** Start **
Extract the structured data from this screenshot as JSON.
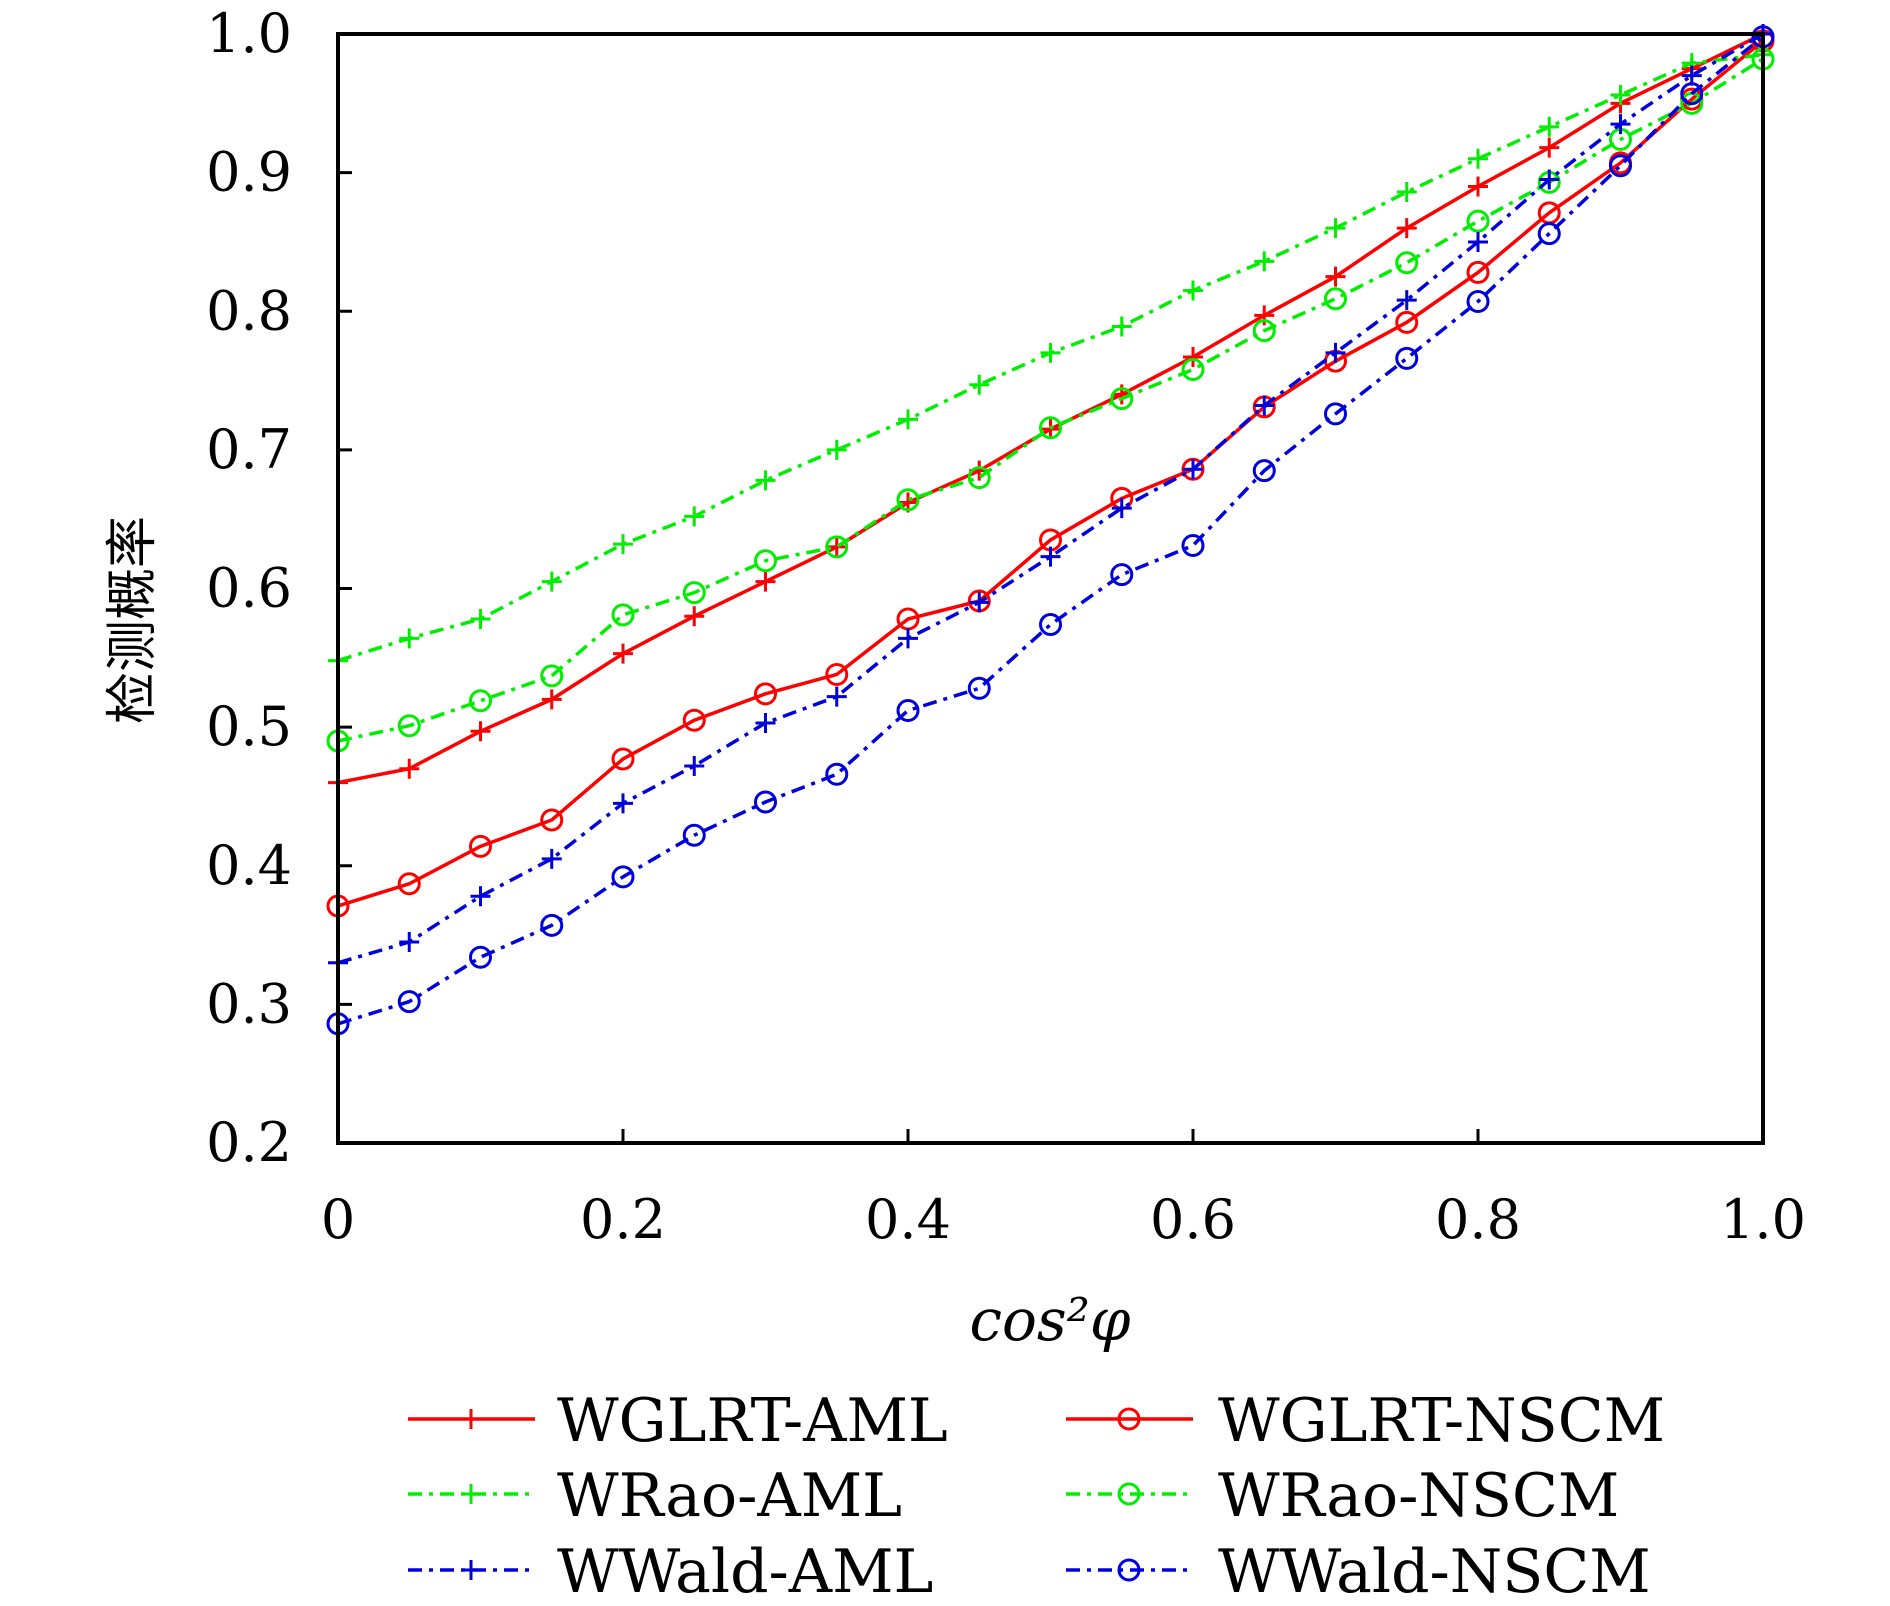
{
  "chart_data": {
    "type": "line",
    "title": "",
    "xlabel": "cos²φ",
    "ylabel": "检测概率",
    "xlim": [
      0,
      1.0
    ],
    "ylim": [
      0.2,
      1.0
    ],
    "xticks": [
      "0",
      "0.2",
      "0.4",
      "0.6",
      "0.8",
      "1.0"
    ],
    "yticks": [
      "0.2",
      "0.3",
      "0.4",
      "0.5",
      "0.6",
      "0.7",
      "0.8",
      "0.9",
      "1.0"
    ],
    "grid": false,
    "legend_position": "bottom",
    "x": [
      0,
      0.05,
      0.1,
      0.15,
      0.2,
      0.25,
      0.3,
      0.35,
      0.4,
      0.45,
      0.5,
      0.55,
      0.6,
      0.65,
      0.7,
      0.75,
      0.8,
      0.85,
      0.9,
      0.95,
      1.0
    ],
    "series": [
      {
        "name": "WGLRT-AML",
        "color": "#ff0000",
        "dash": "solid",
        "marker": "plus",
        "values": [
          0.46,
          0.47,
          0.497,
          0.52,
          0.553,
          0.58,
          0.605,
          0.63,
          0.662,
          0.685,
          0.715,
          0.74,
          0.767,
          0.797,
          0.825,
          0.86,
          0.89,
          0.918,
          0.95,
          0.975,
          1.0
        ]
      },
      {
        "name": "WGLRT-NSCM",
        "color": "#ff0000",
        "dash": "solid",
        "marker": "circle",
        "values": [
          0.371,
          0.387,
          0.414,
          0.433,
          0.477,
          0.505,
          0.524,
          0.538,
          0.578,
          0.591,
          0.635,
          0.665,
          0.686,
          0.731,
          0.764,
          0.792,
          0.828,
          0.871,
          0.907,
          0.953,
          0.995
        ]
      },
      {
        "name": "WRao-AML",
        "color": "#00ee00",
        "dash": "dashdot",
        "marker": "plus",
        "values": [
          0.548,
          0.564,
          0.578,
          0.605,
          0.632,
          0.652,
          0.678,
          0.7,
          0.722,
          0.747,
          0.77,
          0.789,
          0.815,
          0.836,
          0.86,
          0.886,
          0.91,
          0.933,
          0.956,
          0.979,
          0.985
        ]
      },
      {
        "name": "WRao-NSCM",
        "color": "#00ee00",
        "dash": "dashdot",
        "marker": "circle",
        "values": [
          0.49,
          0.501,
          0.519,
          0.537,
          0.581,
          0.597,
          0.62,
          0.63,
          0.664,
          0.68,
          0.716,
          0.737,
          0.758,
          0.786,
          0.809,
          0.835,
          0.865,
          0.893,
          0.924,
          0.95,
          0.982
        ]
      },
      {
        "name": "WWald-AML",
        "color": "#0000dd",
        "dash": "dashdot",
        "marker": "plus",
        "values": [
          0.33,
          0.345,
          0.378,
          0.405,
          0.445,
          0.472,
          0.503,
          0.522,
          0.564,
          0.59,
          0.623,
          0.658,
          0.686,
          0.732,
          0.77,
          0.808,
          0.85,
          0.895,
          0.935,
          0.97,
          1.0
        ]
      },
      {
        "name": "WWald-NSCM",
        "color": "#0000dd",
        "dash": "dashdot",
        "marker": "circle",
        "values": [
          0.286,
          0.302,
          0.334,
          0.357,
          0.392,
          0.422,
          0.446,
          0.466,
          0.512,
          0.528,
          0.574,
          0.61,
          0.631,
          0.685,
          0.726,
          0.766,
          0.807,
          0.856,
          0.905,
          0.957,
          0.998
        ]
      }
    ]
  }
}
** End **
**Instructions for the task**
Copy every record above exactly, leaving out the pictures.

**The solution**
Extract the structured data from this screenshot as JSON.
{
  "chart_data": {
    "type": "line",
    "title": "",
    "xlabel": "cos²φ",
    "ylabel": "检测概率",
    "xlim": [
      0,
      1.0
    ],
    "ylim": [
      0.2,
      1.0
    ],
    "xticks": [
      "0",
      "0.2",
      "0.4",
      "0.6",
      "0.8",
      "1.0"
    ],
    "yticks": [
      "0.2",
      "0.3",
      "0.4",
      "0.5",
      "0.6",
      "0.7",
      "0.8",
      "0.9",
      "1.0"
    ],
    "grid": false,
    "legend_position": "bottom",
    "x": [
      0,
      0.05,
      0.1,
      0.15,
      0.2,
      0.25,
      0.3,
      0.35,
      0.4,
      0.45,
      0.5,
      0.55,
      0.6,
      0.65,
      0.7,
      0.75,
      0.8,
      0.85,
      0.9,
      0.95,
      1.0
    ],
    "series": [
      {
        "name": "WGLRT-AML",
        "color": "#ff0000",
        "dash": "solid",
        "marker": "plus",
        "values": [
          0.46,
          0.47,
          0.497,
          0.52,
          0.553,
          0.58,
          0.605,
          0.63,
          0.662,
          0.685,
          0.715,
          0.74,
          0.767,
          0.797,
          0.825,
          0.86,
          0.89,
          0.918,
          0.95,
          0.975,
          1.0
        ]
      },
      {
        "name": "WGLRT-NSCM",
        "color": "#ff0000",
        "dash": "solid",
        "marker": "circle",
        "values": [
          0.371,
          0.387,
          0.414,
          0.433,
          0.477,
          0.505,
          0.524,
          0.538,
          0.578,
          0.591,
          0.635,
          0.665,
          0.686,
          0.731,
          0.764,
          0.792,
          0.828,
          0.871,
          0.907,
          0.953,
          0.995
        ]
      },
      {
        "name": "WRao-AML",
        "color": "#00ee00",
        "dash": "dashdot",
        "marker": "plus",
        "values": [
          0.548,
          0.564,
          0.578,
          0.605,
          0.632,
          0.652,
          0.678,
          0.7,
          0.722,
          0.747,
          0.77,
          0.789,
          0.815,
          0.836,
          0.86,
          0.886,
          0.91,
          0.933,
          0.956,
          0.979,
          0.985
        ]
      },
      {
        "name": "WRao-NSCM",
        "color": "#00ee00",
        "dash": "dashdot",
        "marker": "circle",
        "values": [
          0.49,
          0.501,
          0.519,
          0.537,
          0.581,
          0.597,
          0.62,
          0.63,
          0.664,
          0.68,
          0.716,
          0.737,
          0.758,
          0.786,
          0.809,
          0.835,
          0.865,
          0.893,
          0.924,
          0.95,
          0.982
        ]
      },
      {
        "name": "WWald-AML",
        "color": "#0000dd",
        "dash": "dashdot",
        "marker": "plus",
        "values": [
          0.33,
          0.345,
          0.378,
          0.405,
          0.445,
          0.472,
          0.503,
          0.522,
          0.564,
          0.59,
          0.623,
          0.658,
          0.686,
          0.732,
          0.77,
          0.808,
          0.85,
          0.895,
          0.935,
          0.97,
          1.0
        ]
      },
      {
        "name": "WWald-NSCM",
        "color": "#0000dd",
        "dash": "dashdot",
        "marker": "circle",
        "values": [
          0.286,
          0.302,
          0.334,
          0.357,
          0.392,
          0.422,
          0.446,
          0.466,
          0.512,
          0.528,
          0.574,
          0.61,
          0.631,
          0.685,
          0.726,
          0.766,
          0.807,
          0.856,
          0.905,
          0.957,
          0.998
        ]
      }
    ]
  }
}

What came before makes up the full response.